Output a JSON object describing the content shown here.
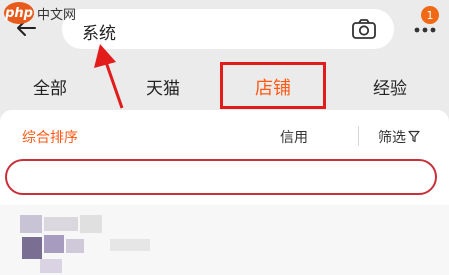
{
  "watermark": {
    "logo_text": "php",
    "site_text": "中文网"
  },
  "header": {
    "back_icon": "arrow-left-icon",
    "search_value": "系统",
    "camera_icon": "camera-icon",
    "more_icon": "more-dots-icon",
    "notification_count": "1"
  },
  "tabs": [
    {
      "label": "全部"
    },
    {
      "label": "天猫"
    },
    {
      "label": "店铺",
      "active": true
    },
    {
      "label": "经验"
    }
  ],
  "filters": {
    "sort_label": "综合排序",
    "credit_label": "信用",
    "filter_label": "筛选",
    "filter_icon": "funnel-icon"
  },
  "colors": {
    "accent": "#ff5a14",
    "highlight_border": "#e21b1b",
    "outline_border": "#c9313a",
    "badge": "#f06a16"
  }
}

━━━━━━━━━━━━━━━━━━━━

AIM:
Write out again every line above exactly as given; the pictures do not belong in the copy.

TASK ANSWER:
Output a JSON object describing the content shown here.
{
  "watermark": {
    "logo_text": "php",
    "site_text": "中文网"
  },
  "header": {
    "back_icon": "arrow-left-icon",
    "search_value": "系统",
    "camera_icon": "camera-icon",
    "more_icon": "more-dots-icon",
    "notification_count": "1"
  },
  "tabs": [
    {
      "label": "全部"
    },
    {
      "label": "天猫"
    },
    {
      "label": "店铺",
      "active": true
    },
    {
      "label": "经验"
    }
  ],
  "filters": {
    "sort_label": "综合排序",
    "credit_label": "信用",
    "filter_label": "筛选",
    "filter_icon": "funnel-icon"
  },
  "colors": {
    "accent": "#ff5a14",
    "highlight_border": "#e21b1b",
    "outline_border": "#c9313a",
    "badge": "#f06a16"
  }
}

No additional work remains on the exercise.